Exercise requirements:
Every record that follows must be duplicated exactly, with images left out.

--- Information given ---

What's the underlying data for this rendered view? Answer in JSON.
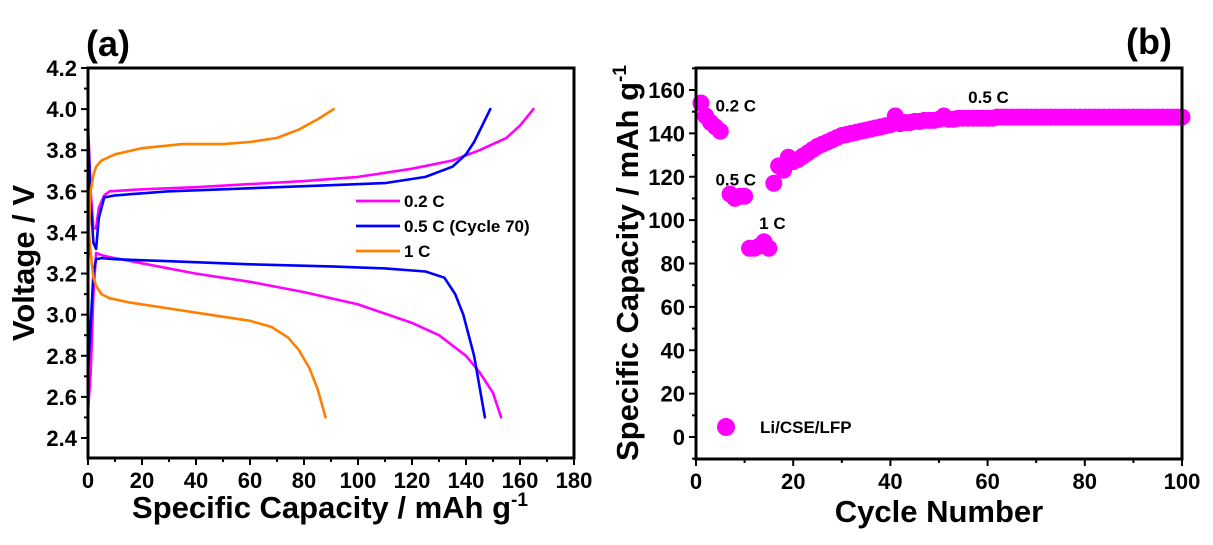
{
  "chart_data": [
    {
      "panel": "(a)",
      "type": "line",
      "title": "",
      "xlabel": "Specific Capacity / mAh g",
      "xlabel_sup": "-1",
      "ylabel": "Voltage / V",
      "xlim": [
        0,
        180
      ],
      "ylim": [
        2.4,
        4.2
      ],
      "xticks": [
        0,
        20,
        40,
        60,
        80,
        100,
        120,
        140,
        160,
        180
      ],
      "yticks": [
        2.4,
        2.6,
        2.8,
        3.0,
        3.2,
        3.4,
        3.6,
        3.8,
        4.0,
        4.2
      ],
      "ytick_labels": [
        "2.4",
        "2.6",
        "2.8",
        "3.0",
        "3.2",
        "3.4",
        "3.6",
        "3.8",
        "4.0",
        "4.2"
      ],
      "grid": false,
      "legend_position": "center-right",
      "series": [
        {
          "name": "0.2 C",
          "color": "#ff00ff",
          "segments": [
            {
              "part": "charge",
              "x": [
                0,
                1,
                2,
                3,
                4,
                6,
                8,
                20,
                40,
                60,
                80,
                100,
                120,
                135,
                145,
                155,
                160,
                165
              ],
              "y": [
                3.93,
                3.6,
                3.42,
                3.42,
                3.52,
                3.58,
                3.6,
                3.61,
                3.62,
                3.635,
                3.65,
                3.67,
                3.71,
                3.75,
                3.8,
                3.86,
                3.92,
                4.0
              ]
            },
            {
              "part": "discharge",
              "x": [
                0,
                1,
                2,
                3,
                5,
                8,
                20,
                40,
                60,
                80,
                100,
                120,
                130,
                140,
                145,
                150,
                153
              ],
              "y": [
                2.53,
                2.72,
                3.1,
                3.3,
                3.29,
                3.28,
                3.25,
                3.2,
                3.16,
                3.11,
                3.05,
                2.96,
                2.9,
                2.8,
                2.72,
                2.62,
                2.5
              ]
            }
          ]
        },
        {
          "name": "0.5 C (Cycle 70)",
          "color": "#0000ff",
          "segments": [
            {
              "part": "charge",
              "x": [
                0,
                1,
                2,
                3,
                4,
                6,
                10,
                30,
                50,
                70,
                90,
                110,
                125,
                135,
                140,
                143,
                146,
                149
              ],
              "y": [
                3.9,
                3.55,
                3.35,
                3.32,
                3.47,
                3.57,
                3.58,
                3.6,
                3.61,
                3.62,
                3.63,
                3.64,
                3.67,
                3.72,
                3.78,
                3.84,
                3.92,
                4.0
              ]
            },
            {
              "part": "discharge",
              "x": [
                0,
                1,
                2,
                3,
                5,
                10,
                30,
                60,
                90,
                110,
                125,
                132,
                136,
                139,
                141,
                143,
                145,
                147
              ],
              "y": [
                2.72,
                2.95,
                3.2,
                3.27,
                3.275,
                3.27,
                3.26,
                3.245,
                3.235,
                3.225,
                3.21,
                3.18,
                3.1,
                3.0,
                2.9,
                2.8,
                2.65,
                2.5
              ]
            }
          ]
        },
        {
          "name": "1 C",
          "color": "#ff7f00",
          "segments": [
            {
              "part": "charge",
              "x": [
                0,
                0.5,
                1,
                2,
                3,
                5,
                10,
                20,
                35,
                50,
                60,
                70,
                78,
                85,
                91
              ],
              "y": [
                3.3,
                3.45,
                3.6,
                3.68,
                3.72,
                3.75,
                3.78,
                3.81,
                3.83,
                3.83,
                3.84,
                3.86,
                3.9,
                3.95,
                4.0
              ]
            },
            {
              "part": "discharge",
              "x": [
                0,
                1,
                2,
                3,
                5,
                8,
                15,
                30,
                45,
                60,
                68,
                74,
                78,
                82,
                85,
                88
              ],
              "y": [
                3.45,
                3.3,
                3.18,
                3.14,
                3.1,
                3.08,
                3.06,
                3.03,
                3.0,
                2.97,
                2.94,
                2.89,
                2.83,
                2.74,
                2.64,
                2.5
              ]
            }
          ]
        }
      ]
    },
    {
      "panel": "(b)",
      "type": "scatter",
      "title": "",
      "xlabel": "Cycle Number",
      "ylabel": "Specific Capacity / mAh g",
      "ylabel_sup": "-1",
      "xlim": [
        0,
        100
      ],
      "ylim": [
        -10,
        170
      ],
      "xticks": [
        0,
        20,
        40,
        60,
        80,
        100
      ],
      "yticks": [
        0,
        20,
        40,
        60,
        80,
        100,
        120,
        140,
        160
      ],
      "grid": false,
      "legend_position": "bottom-left",
      "series": [
        {
          "name": "Li/CSE/LFP",
          "color": "#ff00ff",
          "x": [
            1,
            2,
            3,
            4,
            5,
            7,
            8,
            9,
            10,
            11,
            12,
            13,
            14,
            15,
            16,
            17,
            18,
            19,
            20,
            21,
            22,
            23,
            24,
            25,
            26,
            27,
            28,
            29,
            30,
            31,
            32,
            33,
            34,
            35,
            36,
            37,
            38,
            39,
            40,
            41,
            42,
            43,
            44,
            45,
            46,
            47,
            48,
            49,
            50,
            51,
            52,
            53,
            54,
            55,
            56,
            57,
            58,
            59,
            60,
            61,
            62,
            63,
            64,
            65,
            66,
            67,
            68,
            69,
            70,
            71,
            72,
            73,
            74,
            75,
            76,
            77,
            78,
            79,
            80,
            81,
            82,
            83,
            84,
            85,
            86,
            87,
            88,
            89,
            90,
            91,
            92,
            93,
            94,
            95,
            96,
            97,
            98,
            99,
            100
          ],
          "y": [
            154,
            148,
            145,
            143,
            141,
            112,
            110,
            111,
            111,
            87,
            87,
            88,
            90,
            87,
            117,
            125,
            123,
            129,
            127,
            128,
            129.5,
            131,
            132.5,
            134,
            135,
            136,
            137,
            138,
            139,
            139.5,
            140,
            140.5,
            141,
            141.5,
            142,
            142.5,
            143,
            143.5,
            144,
            148,
            144.5,
            145,
            145,
            145.5,
            145.5,
            146,
            146,
            146,
            146.5,
            148,
            146.5,
            146.5,
            147,
            147,
            147,
            147,
            147,
            147,
            147,
            147,
            147.5,
            147.5,
            147.5,
            147.5,
            147.5,
            147.5,
            147.5,
            147.5,
            147.5,
            147.5,
            147.5,
            147.5,
            147.5,
            147.5,
            147.5,
            147.5,
            147.5,
            147.5,
            147.5,
            147.5,
            147.5,
            147.5,
            147.5,
            147.5,
            147.5,
            147.5,
            147.5,
            147.5,
            147.5,
            147.5,
            147.5,
            147.5,
            147.5,
            147.5,
            147.5,
            147.5,
            147.5,
            147.5,
            147.5
          ]
        }
      ],
      "annotations": [
        {
          "text": "0.2 C",
          "x": 4,
          "y": 150
        },
        {
          "text": "0.5 C",
          "x": 4,
          "y": 116
        },
        {
          "text": "1 C",
          "x": 13,
          "y": 96
        },
        {
          "text": "0.5 C",
          "x": 56,
          "y": 154
        }
      ]
    }
  ]
}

---

Reply to the exercise:
What's the underlying data for this rendered view? Answer in JSON.
{
  "chart_data": [
    {
      "panel": "(a)",
      "type": "line",
      "title": "",
      "xlabel": "Specific Capacity / mAh g",
      "xlabel_sup": "-1",
      "ylabel": "Voltage / V",
      "xlim": [
        0,
        180
      ],
      "ylim": [
        2.4,
        4.2
      ],
      "xticks": [
        0,
        20,
        40,
        60,
        80,
        100,
        120,
        140,
        160,
        180
      ],
      "yticks": [
        2.4,
        2.6,
        2.8,
        3.0,
        3.2,
        3.4,
        3.6,
        3.8,
        4.0,
        4.2
      ],
      "ytick_labels": [
        "2.4",
        "2.6",
        "2.8",
        "3.0",
        "3.2",
        "3.4",
        "3.6",
        "3.8",
        "4.0",
        "4.2"
      ],
      "grid": false,
      "legend_position": "center-right",
      "series": [
        {
          "name": "0.2 C",
          "color": "#ff00ff",
          "segments": [
            {
              "part": "charge",
              "x": [
                0,
                1,
                2,
                3,
                4,
                6,
                8,
                20,
                40,
                60,
                80,
                100,
                120,
                135,
                145,
                155,
                160,
                165
              ],
              "y": [
                3.93,
                3.6,
                3.42,
                3.42,
                3.52,
                3.58,
                3.6,
                3.61,
                3.62,
                3.635,
                3.65,
                3.67,
                3.71,
                3.75,
                3.8,
                3.86,
                3.92,
                4.0
              ]
            },
            {
              "part": "discharge",
              "x": [
                0,
                1,
                2,
                3,
                5,
                8,
                20,
                40,
                60,
                80,
                100,
                120,
                130,
                140,
                145,
                150,
                153
              ],
              "y": [
                2.53,
                2.72,
                3.1,
                3.3,
                3.29,
                3.28,
                3.25,
                3.2,
                3.16,
                3.11,
                3.05,
                2.96,
                2.9,
                2.8,
                2.72,
                2.62,
                2.5
              ]
            }
          ]
        },
        {
          "name": "0.5 C (Cycle 70)",
          "color": "#0000ff",
          "segments": [
            {
              "part": "charge",
              "x": [
                0,
                1,
                2,
                3,
                4,
                6,
                10,
                30,
                50,
                70,
                90,
                110,
                125,
                135,
                140,
                143,
                146,
                149
              ],
              "y": [
                3.9,
                3.55,
                3.35,
                3.32,
                3.47,
                3.57,
                3.58,
                3.6,
                3.61,
                3.62,
                3.63,
                3.64,
                3.67,
                3.72,
                3.78,
                3.84,
                3.92,
                4.0
              ]
            },
            {
              "part": "discharge",
              "x": [
                0,
                1,
                2,
                3,
                5,
                10,
                30,
                60,
                90,
                110,
                125,
                132,
                136,
                139,
                141,
                143,
                145,
                147
              ],
              "y": [
                2.72,
                2.95,
                3.2,
                3.27,
                3.275,
                3.27,
                3.26,
                3.245,
                3.235,
                3.225,
                3.21,
                3.18,
                3.1,
                3.0,
                2.9,
                2.8,
                2.65,
                2.5
              ]
            }
          ]
        },
        {
          "name": "1 C",
          "color": "#ff7f00",
          "segments": [
            {
              "part": "charge",
              "x": [
                0,
                0.5,
                1,
                2,
                3,
                5,
                10,
                20,
                35,
                50,
                60,
                70,
                78,
                85,
                91
              ],
              "y": [
                3.3,
                3.45,
                3.6,
                3.68,
                3.72,
                3.75,
                3.78,
                3.81,
                3.83,
                3.83,
                3.84,
                3.86,
                3.9,
                3.95,
                4.0
              ]
            },
            {
              "part": "discharge",
              "x": [
                0,
                1,
                2,
                3,
                5,
                8,
                15,
                30,
                45,
                60,
                68,
                74,
                78,
                82,
                85,
                88
              ],
              "y": [
                3.45,
                3.3,
                3.18,
                3.14,
                3.1,
                3.08,
                3.06,
                3.03,
                3.0,
                2.97,
                2.94,
                2.89,
                2.83,
                2.74,
                2.64,
                2.5
              ]
            }
          ]
        }
      ]
    },
    {
      "panel": "(b)",
      "type": "scatter",
      "title": "",
      "xlabel": "Cycle Number",
      "ylabel": "Specific Capacity / mAh g",
      "ylabel_sup": "-1",
      "xlim": [
        0,
        100
      ],
      "ylim": [
        -10,
        170
      ],
      "xticks": [
        0,
        20,
        40,
        60,
        80,
        100
      ],
      "yticks": [
        0,
        20,
        40,
        60,
        80,
        100,
        120,
        140,
        160
      ],
      "grid": false,
      "legend_position": "bottom-left",
      "series": [
        {
          "name": "Li/CSE/LFP",
          "color": "#ff00ff",
          "x": [
            1,
            2,
            3,
            4,
            5,
            7,
            8,
            9,
            10,
            11,
            12,
            13,
            14,
            15,
            16,
            17,
            18,
            19,
            20,
            21,
            22,
            23,
            24,
            25,
            26,
            27,
            28,
            29,
            30,
            31,
            32,
            33,
            34,
            35,
            36,
            37,
            38,
            39,
            40,
            41,
            42,
            43,
            44,
            45,
            46,
            47,
            48,
            49,
            50,
            51,
            52,
            53,
            54,
            55,
            56,
            57,
            58,
            59,
            60,
            61,
            62,
            63,
            64,
            65,
            66,
            67,
            68,
            69,
            70,
            71,
            72,
            73,
            74,
            75,
            76,
            77,
            78,
            79,
            80,
            81,
            82,
            83,
            84,
            85,
            86,
            87,
            88,
            89,
            90,
            91,
            92,
            93,
            94,
            95,
            96,
            97,
            98,
            99,
            100
          ],
          "y": [
            154,
            148,
            145,
            143,
            141,
            112,
            110,
            111,
            111,
            87,
            87,
            88,
            90,
            87,
            117,
            125,
            123,
            129,
            127,
            128,
            129.5,
            131,
            132.5,
            134,
            135,
            136,
            137,
            138,
            139,
            139.5,
            140,
            140.5,
            141,
            141.5,
            142,
            142.5,
            143,
            143.5,
            144,
            148,
            144.5,
            145,
            145,
            145.5,
            145.5,
            146,
            146,
            146,
            146.5,
            148,
            146.5,
            146.5,
            147,
            147,
            147,
            147,
            147,
            147,
            147,
            147,
            147.5,
            147.5,
            147.5,
            147.5,
            147.5,
            147.5,
            147.5,
            147.5,
            147.5,
            147.5,
            147.5,
            147.5,
            147.5,
            147.5,
            147.5,
            147.5,
            147.5,
            147.5,
            147.5,
            147.5,
            147.5,
            147.5,
            147.5,
            147.5,
            147.5,
            147.5,
            147.5,
            147.5,
            147.5,
            147.5,
            147.5,
            147.5,
            147.5,
            147.5,
            147.5,
            147.5,
            147.5,
            147.5,
            147.5
          ]
        }
      ],
      "annotations": [
        {
          "text": "0.2 C",
          "x": 4,
          "y": 150
        },
        {
          "text": "0.5 C",
          "x": 4,
          "y": 116
        },
        {
          "text": "1 C",
          "x": 13,
          "y": 96
        },
        {
          "text": "0.5 C",
          "x": 56,
          "y": 154
        }
      ]
    }
  ]
}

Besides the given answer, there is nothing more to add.